(SOURCE MATERIAL)
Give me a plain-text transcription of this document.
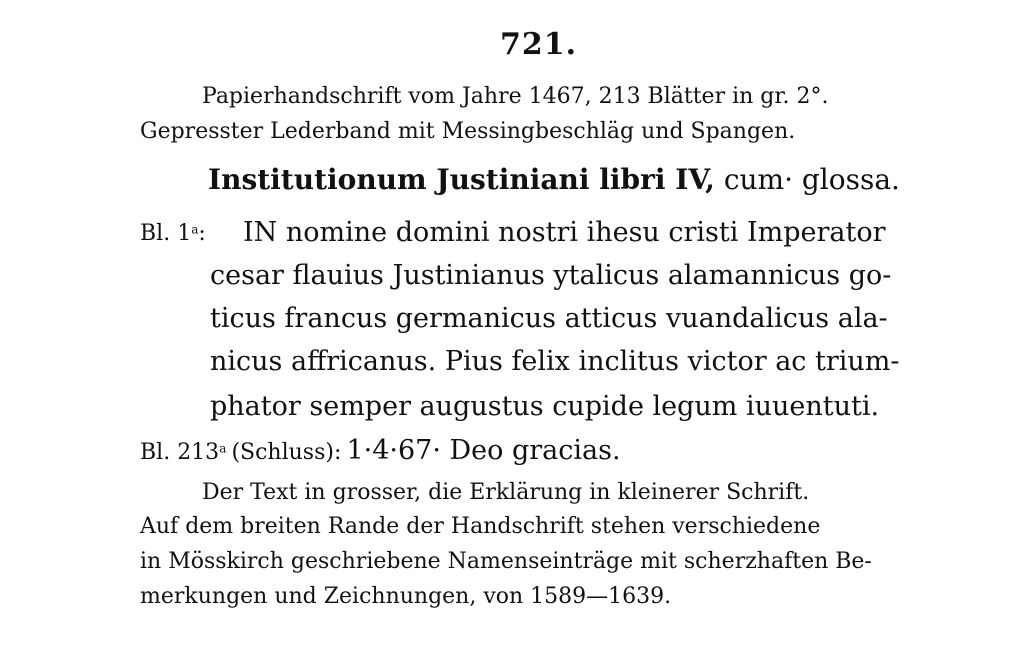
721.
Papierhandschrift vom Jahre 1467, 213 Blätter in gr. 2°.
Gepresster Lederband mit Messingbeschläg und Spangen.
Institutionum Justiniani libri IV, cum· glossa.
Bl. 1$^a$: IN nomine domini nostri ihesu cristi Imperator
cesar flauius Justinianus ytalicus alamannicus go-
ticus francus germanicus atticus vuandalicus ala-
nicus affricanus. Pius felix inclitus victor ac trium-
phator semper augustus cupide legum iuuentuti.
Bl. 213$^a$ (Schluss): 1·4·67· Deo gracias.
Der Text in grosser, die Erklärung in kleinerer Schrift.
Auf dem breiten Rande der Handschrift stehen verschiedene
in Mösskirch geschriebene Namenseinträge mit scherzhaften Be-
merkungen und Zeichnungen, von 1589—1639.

...

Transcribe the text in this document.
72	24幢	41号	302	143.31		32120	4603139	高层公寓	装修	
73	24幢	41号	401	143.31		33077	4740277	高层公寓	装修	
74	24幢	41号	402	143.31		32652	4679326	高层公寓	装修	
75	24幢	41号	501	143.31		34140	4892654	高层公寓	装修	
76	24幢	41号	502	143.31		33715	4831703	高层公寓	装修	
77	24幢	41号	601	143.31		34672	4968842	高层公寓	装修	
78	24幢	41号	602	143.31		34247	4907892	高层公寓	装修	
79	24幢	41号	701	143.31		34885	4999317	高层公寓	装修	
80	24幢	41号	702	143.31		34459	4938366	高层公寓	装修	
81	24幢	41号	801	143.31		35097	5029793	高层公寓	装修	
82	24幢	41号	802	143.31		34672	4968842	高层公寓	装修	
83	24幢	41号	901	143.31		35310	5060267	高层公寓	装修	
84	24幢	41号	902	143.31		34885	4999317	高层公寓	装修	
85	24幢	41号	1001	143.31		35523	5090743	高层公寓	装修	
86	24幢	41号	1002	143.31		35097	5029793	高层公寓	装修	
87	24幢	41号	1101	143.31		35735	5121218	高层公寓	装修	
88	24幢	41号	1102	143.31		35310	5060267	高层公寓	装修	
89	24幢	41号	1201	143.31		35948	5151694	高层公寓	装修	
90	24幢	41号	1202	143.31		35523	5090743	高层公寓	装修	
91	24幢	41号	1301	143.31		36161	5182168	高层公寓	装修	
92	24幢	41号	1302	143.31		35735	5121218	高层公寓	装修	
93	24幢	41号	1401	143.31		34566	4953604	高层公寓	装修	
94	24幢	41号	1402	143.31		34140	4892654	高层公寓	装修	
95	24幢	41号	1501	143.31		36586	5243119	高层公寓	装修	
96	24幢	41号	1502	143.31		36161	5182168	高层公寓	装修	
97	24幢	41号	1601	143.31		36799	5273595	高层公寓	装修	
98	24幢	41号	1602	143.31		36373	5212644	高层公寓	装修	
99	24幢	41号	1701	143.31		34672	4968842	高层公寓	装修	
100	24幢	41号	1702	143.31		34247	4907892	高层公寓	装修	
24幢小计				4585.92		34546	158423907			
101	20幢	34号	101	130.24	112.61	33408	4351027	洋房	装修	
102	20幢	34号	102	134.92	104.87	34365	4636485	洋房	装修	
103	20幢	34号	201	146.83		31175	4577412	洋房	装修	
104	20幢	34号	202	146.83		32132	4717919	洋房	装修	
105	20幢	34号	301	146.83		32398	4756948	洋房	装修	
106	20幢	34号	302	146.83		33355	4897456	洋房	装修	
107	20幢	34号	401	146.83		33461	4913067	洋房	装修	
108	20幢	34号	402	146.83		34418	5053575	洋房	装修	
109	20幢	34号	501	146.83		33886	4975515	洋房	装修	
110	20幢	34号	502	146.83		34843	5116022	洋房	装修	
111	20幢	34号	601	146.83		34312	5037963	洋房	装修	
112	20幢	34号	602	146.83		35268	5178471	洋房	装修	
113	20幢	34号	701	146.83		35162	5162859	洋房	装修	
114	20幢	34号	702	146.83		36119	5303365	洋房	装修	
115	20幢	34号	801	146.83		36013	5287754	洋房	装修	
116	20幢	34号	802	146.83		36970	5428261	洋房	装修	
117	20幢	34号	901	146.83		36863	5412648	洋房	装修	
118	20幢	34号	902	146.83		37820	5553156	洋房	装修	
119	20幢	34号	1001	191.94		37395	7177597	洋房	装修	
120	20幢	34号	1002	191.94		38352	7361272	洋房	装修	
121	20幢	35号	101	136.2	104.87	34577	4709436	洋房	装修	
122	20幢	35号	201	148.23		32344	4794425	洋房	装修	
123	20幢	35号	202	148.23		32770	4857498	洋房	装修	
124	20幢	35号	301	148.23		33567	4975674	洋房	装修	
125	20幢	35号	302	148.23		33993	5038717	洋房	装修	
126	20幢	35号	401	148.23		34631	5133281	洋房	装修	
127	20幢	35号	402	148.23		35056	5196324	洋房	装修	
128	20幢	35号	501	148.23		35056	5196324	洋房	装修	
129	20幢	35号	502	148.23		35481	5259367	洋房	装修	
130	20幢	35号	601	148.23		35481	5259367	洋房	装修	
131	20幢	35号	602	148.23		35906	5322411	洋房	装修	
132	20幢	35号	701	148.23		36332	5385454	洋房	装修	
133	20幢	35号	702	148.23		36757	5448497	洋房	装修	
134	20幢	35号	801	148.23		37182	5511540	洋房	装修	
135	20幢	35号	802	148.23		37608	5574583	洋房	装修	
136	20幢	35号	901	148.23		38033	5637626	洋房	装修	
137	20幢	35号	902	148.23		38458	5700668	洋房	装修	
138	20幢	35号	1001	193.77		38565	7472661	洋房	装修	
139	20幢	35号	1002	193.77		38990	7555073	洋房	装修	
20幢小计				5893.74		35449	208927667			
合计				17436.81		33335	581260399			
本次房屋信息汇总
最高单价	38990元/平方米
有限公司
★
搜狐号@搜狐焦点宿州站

--

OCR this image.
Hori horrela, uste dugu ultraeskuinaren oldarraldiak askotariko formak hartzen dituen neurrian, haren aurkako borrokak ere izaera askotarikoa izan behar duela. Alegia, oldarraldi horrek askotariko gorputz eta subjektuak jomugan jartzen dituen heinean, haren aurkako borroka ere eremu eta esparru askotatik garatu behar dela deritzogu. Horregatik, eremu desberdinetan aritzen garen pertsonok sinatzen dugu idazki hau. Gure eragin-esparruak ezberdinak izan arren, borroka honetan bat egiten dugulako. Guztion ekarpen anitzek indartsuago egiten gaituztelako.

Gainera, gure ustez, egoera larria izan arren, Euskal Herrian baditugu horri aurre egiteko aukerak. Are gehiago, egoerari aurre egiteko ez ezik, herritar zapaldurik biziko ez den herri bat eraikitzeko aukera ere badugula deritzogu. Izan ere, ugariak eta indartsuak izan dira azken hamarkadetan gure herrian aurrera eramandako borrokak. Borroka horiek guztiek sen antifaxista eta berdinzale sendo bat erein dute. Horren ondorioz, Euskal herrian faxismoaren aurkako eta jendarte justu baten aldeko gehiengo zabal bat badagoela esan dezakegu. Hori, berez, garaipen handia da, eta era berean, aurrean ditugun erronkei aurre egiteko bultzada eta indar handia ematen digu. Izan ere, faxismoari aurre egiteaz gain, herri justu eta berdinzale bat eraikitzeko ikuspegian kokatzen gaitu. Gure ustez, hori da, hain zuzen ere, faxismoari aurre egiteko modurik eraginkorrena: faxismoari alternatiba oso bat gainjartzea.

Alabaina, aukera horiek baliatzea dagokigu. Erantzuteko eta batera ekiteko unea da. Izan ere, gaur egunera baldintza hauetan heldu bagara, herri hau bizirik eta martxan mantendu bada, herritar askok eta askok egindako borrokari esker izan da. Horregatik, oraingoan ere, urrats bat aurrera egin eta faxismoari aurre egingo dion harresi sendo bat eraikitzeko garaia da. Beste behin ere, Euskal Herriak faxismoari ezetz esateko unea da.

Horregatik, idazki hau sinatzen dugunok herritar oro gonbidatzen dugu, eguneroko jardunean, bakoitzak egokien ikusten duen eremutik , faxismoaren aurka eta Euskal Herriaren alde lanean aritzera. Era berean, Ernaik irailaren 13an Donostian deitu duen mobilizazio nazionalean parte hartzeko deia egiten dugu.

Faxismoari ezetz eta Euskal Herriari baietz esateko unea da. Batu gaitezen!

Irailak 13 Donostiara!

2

(OBJECTIVE)
Each line that holds the word "document" should be extracted from the records.

(EXERCISE ANSWER)
Give me a plain-text transcription of this document.
Transcribe the text in this document.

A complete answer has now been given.